With the pictures left out, copy the listing below exactly.

Source records:

(begin)

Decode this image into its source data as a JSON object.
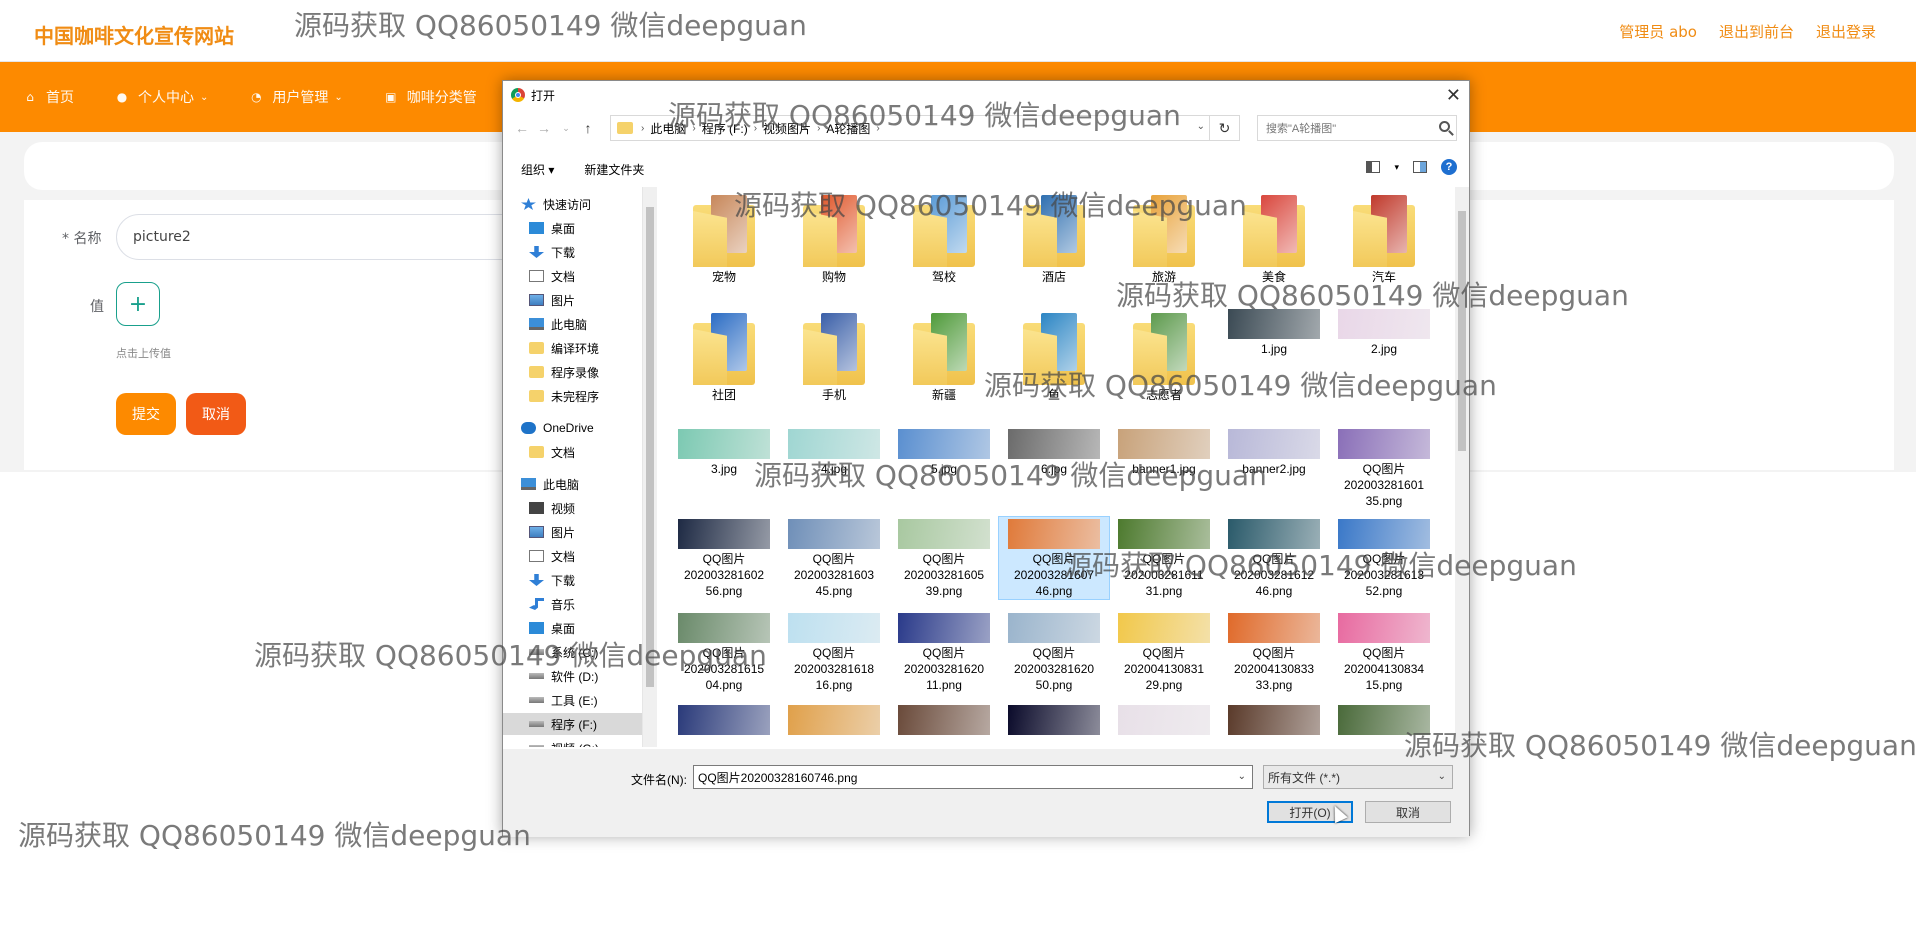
{
  "site": {
    "title": "中国咖啡文化宣传网站",
    "header_links": [
      "管理员 abo",
      "退出到前台",
      "退出登录"
    ]
  },
  "nav": {
    "items": [
      {
        "label": "首页",
        "icon": "home-icon"
      },
      {
        "label": "个人中心",
        "icon": "user-icon"
      },
      {
        "label": "用户管理",
        "icon": "users-icon"
      },
      {
        "label": "咖啡分类管",
        "icon": "category-icon"
      }
    ]
  },
  "form": {
    "name_label": "* 名称",
    "name_value": "picture2",
    "value_label": "值",
    "upload_hint": "点击上传值",
    "submit_label": "提交",
    "cancel_label": "取消"
  },
  "dialog": {
    "title": "打开",
    "close_symbol": "✕",
    "address_segments": [
      "此电脑",
      "程序 (F:)",
      "视频图片",
      "A轮播图"
    ],
    "search_placeholder": "搜索\"A轮播图\"",
    "toolbar": {
      "organize": "组织 ▾",
      "new_folder": "新建文件夹"
    },
    "nav_tree": [
      {
        "label": "快速访问",
        "icon": "star-icon",
        "indent": 0
      },
      {
        "label": "桌面",
        "icon": "desktop-icon",
        "indent": 1,
        "pinned": true
      },
      {
        "label": "下载",
        "icon": "download-icon",
        "indent": 1,
        "pinned": true
      },
      {
        "label": "文档",
        "icon": "document-icon",
        "indent": 1,
        "pinned": true
      },
      {
        "label": "图片",
        "icon": "picture-icon",
        "indent": 1,
        "pinned": true
      },
      {
        "label": "此电脑",
        "icon": "computer-icon",
        "indent": 1,
        "pinned": true
      },
      {
        "label": "编译环境",
        "icon": "folder-icon",
        "indent": 1
      },
      {
        "label": "程序录像",
        "icon": "folder-icon",
        "indent": 1
      },
      {
        "label": "未完程序",
        "icon": "folder-icon",
        "indent": 1
      },
      {
        "label": "OneDrive",
        "icon": "cloud-icon",
        "indent": 0
      },
      {
        "label": "文档",
        "icon": "folder-icon",
        "indent": 1
      },
      {
        "label": "此电脑",
        "icon": "computer-icon",
        "indent": 0
      },
      {
        "label": "视频",
        "icon": "video-icon",
        "indent": 1
      },
      {
        "label": "图片",
        "icon": "picture-icon",
        "indent": 1
      },
      {
        "label": "文档",
        "icon": "document-icon",
        "indent": 1
      },
      {
        "label": "下载",
        "icon": "download-icon",
        "indent": 1
      },
      {
        "label": "音乐",
        "icon": "music-icon",
        "indent": 1
      },
      {
        "label": "桌面",
        "icon": "desktop-icon",
        "indent": 1
      },
      {
        "label": "系统 (C:)",
        "icon": "drive-icon",
        "indent": 1
      },
      {
        "label": "软件 (D:)",
        "icon": "drive-icon",
        "indent": 1
      },
      {
        "label": "工具 (E:)",
        "icon": "drive-icon",
        "indent": 1
      },
      {
        "label": "程序 (F:)",
        "icon": "drive-icon",
        "indent": 1,
        "selected": true
      },
      {
        "label": "视频 (G:)",
        "icon": "drive-icon",
        "indent": 1
      }
    ],
    "files": [
      {
        "name": "宠物",
        "type": "folder",
        "color": "#c7875a"
      },
      {
        "name": "购物",
        "type": "folder",
        "color": "#e0572b"
      },
      {
        "name": "驾校",
        "type": "folder",
        "color": "#5a9bd6"
      },
      {
        "name": "酒店",
        "type": "folder",
        "color": "#2f6fb0"
      },
      {
        "name": "旅游",
        "type": "folder",
        "color": "#e8a23a"
      },
      {
        "name": "美食",
        "type": "folder",
        "color": "#d9473d"
      },
      {
        "name": "汽车",
        "type": "folder",
        "color": "#c0392b"
      },
      {
        "name": "社团",
        "type": "folder",
        "color": "#2b6cc4"
      },
      {
        "name": "手机",
        "type": "folder",
        "color": "#3a5fa8"
      },
      {
        "name": "新疆",
        "type": "folder",
        "color": "#4f9a3a"
      },
      {
        "name": "鱼",
        "type": "folder",
        "color": "#2b85c4"
      },
      {
        "name": "志愿者",
        "type": "folder",
        "color": "#5d9a4d"
      },
      {
        "name": "1.jpg",
        "type": "image",
        "color": "#3b4a54"
      },
      {
        "name": "2.jpg",
        "type": "image",
        "color": "#e9d7e8"
      },
      {
        "name": "3.jpg",
        "type": "image",
        "color": "#7cc9b2"
      },
      {
        "name": "4.jpg",
        "type": "image",
        "color": "#9fd6d2"
      },
      {
        "name": "5.jpg",
        "type": "image",
        "color": "#5a8fd0"
      },
      {
        "name": "6.jpg",
        "type": "image",
        "color": "#6b6b6b"
      },
      {
        "name": "banner1.jpg",
        "type": "image",
        "color": "#c8a27a"
      },
      {
        "name": "banner2.jpg",
        "type": "image",
        "color": "#b8b8d8"
      },
      {
        "name": "QQ图片20200328160135.png",
        "type": "image",
        "color": "#8a6fb8"
      },
      {
        "name": "QQ图片20200328160256.png",
        "type": "image",
        "color": "#1e2a44"
      },
      {
        "name": "QQ图片20200328160345.png",
        "type": "image",
        "color": "#6f8fb8"
      },
      {
        "name": "QQ图片20200328160539.png",
        "type": "image",
        "color": "#a8c8a0"
      },
      {
        "name": "QQ图片20200328160746.png",
        "type": "image",
        "color": "#e07a3a",
        "selected": true
      },
      {
        "name": "QQ图片20200328161131.png",
        "type": "image",
        "color": "#4d7a2e"
      },
      {
        "name": "QQ图片20200328161246.png",
        "type": "image",
        "color": "#2a5a6a"
      },
      {
        "name": "QQ图片20200328161352.png",
        "type": "image",
        "color": "#3a78c8"
      },
      {
        "name": "QQ图片20200328161504.png",
        "type": "image",
        "color": "#6a8a6a"
      },
      {
        "name": "QQ图片20200328161816.png",
        "type": "image",
        "color": "#bde0f0"
      },
      {
        "name": "QQ图片20200328162011.png",
        "type": "image",
        "color": "#2a3a8a"
      },
      {
        "name": "QQ图片20200328162050.png",
        "type": "image",
        "color": "#9ab4cc"
      },
      {
        "name": "QQ图片20200413083129.png",
        "type": "image",
        "color": "#f2c84a"
      },
      {
        "name": "QQ图片20200413083333.png",
        "type": "image",
        "color": "#e06a2a"
      },
      {
        "name": "QQ图片20200413083415.png",
        "type": "image",
        "color": "#e86aa0"
      },
      {
        "name": "",
        "type": "image",
        "color": "#2a3a7a"
      },
      {
        "name": "",
        "type": "image",
        "color": "#e0a04a"
      },
      {
        "name": "",
        "type": "image",
        "color": "#6a4a3a"
      },
      {
        "name": "",
        "type": "image",
        "color": "#0a0a2a"
      },
      {
        "name": "",
        "type": "image",
        "color": "#e8e0e8"
      },
      {
        "name": "",
        "type": "image",
        "color": "#5a3a2a"
      },
      {
        "name": "",
        "type": "image",
        "color": "#4a6a3a"
      }
    ],
    "filename_label": "文件名(N):",
    "filename_value": "QQ图片20200328160746.png",
    "filetype_value": "所有文件 (*.*)",
    "open_label": "打开(O)",
    "cancel_label": "取消"
  },
  "watermarks": [
    "源码获取 QQ86050149 微信deepguan"
  ]
}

(end)

Task solution:
Decode this image into its source data as a JSON object.
{
  "site": {
    "title": "中国咖啡文化宣传网站",
    "header_links": [
      "管理员 abo",
      "退出到前台",
      "退出登录"
    ]
  },
  "nav": {
    "items": [
      {
        "label": "首页",
        "icon": "home-icon"
      },
      {
        "label": "个人中心",
        "icon": "user-icon"
      },
      {
        "label": "用户管理",
        "icon": "users-icon"
      },
      {
        "label": "咖啡分类管",
        "icon": "category-icon"
      }
    ]
  },
  "form": {
    "name_label": "* 名称",
    "name_value": "picture2",
    "value_label": "值",
    "upload_hint": "点击上传值",
    "submit_label": "提交",
    "cancel_label": "取消"
  },
  "dialog": {
    "title": "打开",
    "close_symbol": "✕",
    "address_segments": [
      "此电脑",
      "程序 (F:)",
      "视频图片",
      "A轮播图"
    ],
    "search_placeholder": "搜索\"A轮播图\"",
    "toolbar": {
      "organize": "组织 ▾",
      "new_folder": "新建文件夹"
    },
    "nav_tree": [
      {
        "label": "快速访问",
        "icon": "star-icon",
        "indent": 0
      },
      {
        "label": "桌面",
        "icon": "desktop-icon",
        "indent": 1,
        "pinned": true
      },
      {
        "label": "下载",
        "icon": "download-icon",
        "indent": 1,
        "pinned": true
      },
      {
        "label": "文档",
        "icon": "document-icon",
        "indent": 1,
        "pinned": true
      },
      {
        "label": "图片",
        "icon": "picture-icon",
        "indent": 1,
        "pinned": true
      },
      {
        "label": "此电脑",
        "icon": "computer-icon",
        "indent": 1,
        "pinned": true
      },
      {
        "label": "编译环境",
        "icon": "folder-icon",
        "indent": 1
      },
      {
        "label": "程序录像",
        "icon": "folder-icon",
        "indent": 1
      },
      {
        "label": "未完程序",
        "icon": "folder-icon",
        "indent": 1
      },
      {
        "label": "OneDrive",
        "icon": "cloud-icon",
        "indent": 0
      },
      {
        "label": "文档",
        "icon": "folder-icon",
        "indent": 1
      },
      {
        "label": "此电脑",
        "icon": "computer-icon",
        "indent": 0
      },
      {
        "label": "视频",
        "icon": "video-icon",
        "indent": 1
      },
      {
        "label": "图片",
        "icon": "picture-icon",
        "indent": 1
      },
      {
        "label": "文档",
        "icon": "document-icon",
        "indent": 1
      },
      {
        "label": "下载",
        "icon": "download-icon",
        "indent": 1
      },
      {
        "label": "音乐",
        "icon": "music-icon",
        "indent": 1
      },
      {
        "label": "桌面",
        "icon": "desktop-icon",
        "indent": 1
      },
      {
        "label": "系统 (C:)",
        "icon": "drive-icon",
        "indent": 1
      },
      {
        "label": "软件 (D:)",
        "icon": "drive-icon",
        "indent": 1
      },
      {
        "label": "工具 (E:)",
        "icon": "drive-icon",
        "indent": 1
      },
      {
        "label": "程序 (F:)",
        "icon": "drive-icon",
        "indent": 1,
        "selected": true
      },
      {
        "label": "视频 (G:)",
        "icon": "drive-icon",
        "indent": 1
      }
    ],
    "files": [
      {
        "name": "宠物",
        "type": "folder",
        "color": "#c7875a"
      },
      {
        "name": "购物",
        "type": "folder",
        "color": "#e0572b"
      },
      {
        "name": "驾校",
        "type": "folder",
        "color": "#5a9bd6"
      },
      {
        "name": "酒店",
        "type": "folder",
        "color": "#2f6fb0"
      },
      {
        "name": "旅游",
        "type": "folder",
        "color": "#e8a23a"
      },
      {
        "name": "美食",
        "type": "folder",
        "color": "#d9473d"
      },
      {
        "name": "汽车",
        "type": "folder",
        "color": "#c0392b"
      },
      {
        "name": "社团",
        "type": "folder",
        "color": "#2b6cc4"
      },
      {
        "name": "手机",
        "type": "folder",
        "color": "#3a5fa8"
      },
      {
        "name": "新疆",
        "type": "folder",
        "color": "#4f9a3a"
      },
      {
        "name": "鱼",
        "type": "folder",
        "color": "#2b85c4"
      },
      {
        "name": "志愿者",
        "type": "folder",
        "color": "#5d9a4d"
      },
      {
        "name": "1.jpg",
        "type": "image",
        "color": "#3b4a54"
      },
      {
        "name": "2.jpg",
        "type": "image",
        "color": "#e9d7e8"
      },
      {
        "name": "3.jpg",
        "type": "image",
        "color": "#7cc9b2"
      },
      {
        "name": "4.jpg",
        "type": "image",
        "color": "#9fd6d2"
      },
      {
        "name": "5.jpg",
        "type": "image",
        "color": "#5a8fd0"
      },
      {
        "name": "6.jpg",
        "type": "image",
        "color": "#6b6b6b"
      },
      {
        "name": "banner1.jpg",
        "type": "image",
        "color": "#c8a27a"
      },
      {
        "name": "banner2.jpg",
        "type": "image",
        "color": "#b8b8d8"
      },
      {
        "name": "QQ图片20200328160135.png",
        "type": "image",
        "color": "#8a6fb8"
      },
      {
        "name": "QQ图片20200328160256.png",
        "type": "image",
        "color": "#1e2a44"
      },
      {
        "name": "QQ图片20200328160345.png",
        "type": "image",
        "color": "#6f8fb8"
      },
      {
        "name": "QQ图片20200328160539.png",
        "type": "image",
        "color": "#a8c8a0"
      },
      {
        "name": "QQ图片20200328160746.png",
        "type": "image",
        "color": "#e07a3a",
        "selected": true
      },
      {
        "name": "QQ图片20200328161131.png",
        "type": "image",
        "color": "#4d7a2e"
      },
      {
        "name": "QQ图片20200328161246.png",
        "type": "image",
        "color": "#2a5a6a"
      },
      {
        "name": "QQ图片20200328161352.png",
        "type": "image",
        "color": "#3a78c8"
      },
      {
        "name": "QQ图片20200328161504.png",
        "type": "image",
        "color": "#6a8a6a"
      },
      {
        "name": "QQ图片20200328161816.png",
        "type": "image",
        "color": "#bde0f0"
      },
      {
        "name": "QQ图片20200328162011.png",
        "type": "image",
        "color": "#2a3a8a"
      },
      {
        "name": "QQ图片20200328162050.png",
        "type": "image",
        "color": "#9ab4cc"
      },
      {
        "name": "QQ图片20200413083129.png",
        "type": "image",
        "color": "#f2c84a"
      },
      {
        "name": "QQ图片20200413083333.png",
        "type": "image",
        "color": "#e06a2a"
      },
      {
        "name": "QQ图片20200413083415.png",
        "type": "image",
        "color": "#e86aa0"
      },
      {
        "name": "",
        "type": "image",
        "color": "#2a3a7a"
      },
      {
        "name": "",
        "type": "image",
        "color": "#e0a04a"
      },
      {
        "name": "",
        "type": "image",
        "color": "#6a4a3a"
      },
      {
        "name": "",
        "type": "image",
        "color": "#0a0a2a"
      },
      {
        "name": "",
        "type": "image",
        "color": "#e8e0e8"
      },
      {
        "name": "",
        "type": "image",
        "color": "#5a3a2a"
      },
      {
        "name": "",
        "type": "image",
        "color": "#4a6a3a"
      }
    ],
    "filename_label": "文件名(N):",
    "filename_value": "QQ图片20200328160746.png",
    "filetype_value": "所有文件 (*.*)",
    "open_label": "打开(O)",
    "cancel_label": "取消"
  },
  "watermarks": [
    "源码获取 QQ86050149 微信deepguan"
  ]
}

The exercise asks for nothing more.